● **TASK OBJECTIVE**
Go through the entries and transcribe each one exactly, dropping the pictures.

● **DATA FOR PROCESSING**
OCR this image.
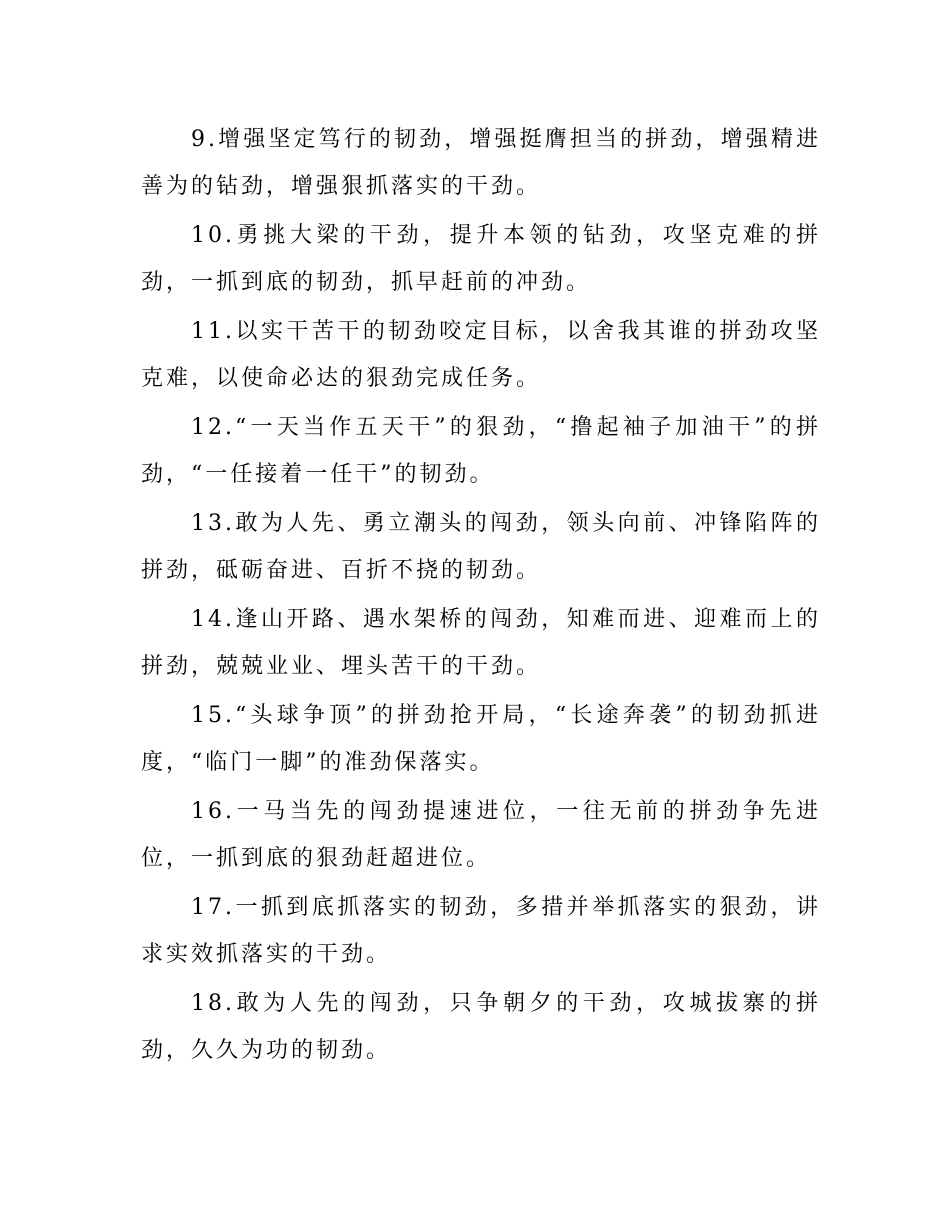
9.增强坚定笃行的韧劲，增强挺膺担当的拼劲，增强精进善为的钻劲，增强狠抓落实的干劲。

10.勇挑大梁的干劲，提升本领的钻劲，攻坚克难的拼劲，一抓到底的韧劲，抓早赶前的冲劲。

11.以实干苦干的韧劲咬定目标，以舍我其谁的拼劲攻坚克难，以使命必达的狠劲完成任务。

12.“一天当作五天干”的狠劲，“撸起袖子加油干”的拼劲，“一任接着一任干”的韧劲。

13.敢为人先、勇立潮头的闯劲，领头向前、冲锋陷阵的拼劲，砥砺奋进、百折不挠的韧劲。

14.逢山开路、遇水架桥的闯劲，知难而进、迎难而上的拼劲，兢兢业业、埋头苦干的干劲。

15.“头球争顶”的拼劲抢开局，“长途奔袭”的韧劲抓进度，“临门一脚”的准劲保落实。

16.一马当先的闯劲提速进位，一往无前的拼劲争先进位，一抓到底的狠劲赶超进位。

17.一抓到底抓落实的韧劲，多措并举抓落实的狠劲，讲求实效抓落实的干劲。

18.敢为人先的闯劲，只争朝夕的干劲，攻城拔寨的拼劲，久久为功的韧劲。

● **RESPONSE BELOW**
OCR this image.
9.增强坚定笃行的韧劲，增强挺膺担当的拼劲，增强精进善为的钻劲，增强狠抓落实的干劲。

10.勇挑大梁的干劲，提升本领的钻劲，攻坚克难的拼劲，一抓到底的韧劲，抓早赶前的冲劲。

11.以实干苦干的韧劲咬定目标，以舍我其谁的拼劲攻坚克难，以使命必达的狠劲完成任务。

12.“一天当作五天干”的狠劲，“撸起袖子加油干”的拼劲，“一任接着一任干”的韧劲。

13.敢为人先、勇立潮头的闯劲，领头向前、冲锋陷阵的拼劲，砥砺奋进、百折不挠的韧劲。

14.逢山开路、遇水架桥的闯劲，知难而进、迎难而上的拼劲，兢兢业业、埋头苦干的干劲。

15.“头球争顶”的拼劲抢开局，“长途奔袭”的韧劲抓进度，“临门一脚”的准劲保落实。

16.一马当先的闯劲提速进位，一往无前的拼劲争先进位，一抓到底的狠劲赶超进位。

17.一抓到底抓落实的韧劲，多措并举抓落实的狠劲，讲求实效抓落实的干劲。

18.敢为人先的闯劲，只争朝夕的干劲，攻城拔寨的拼劲，久久为功的韧劲。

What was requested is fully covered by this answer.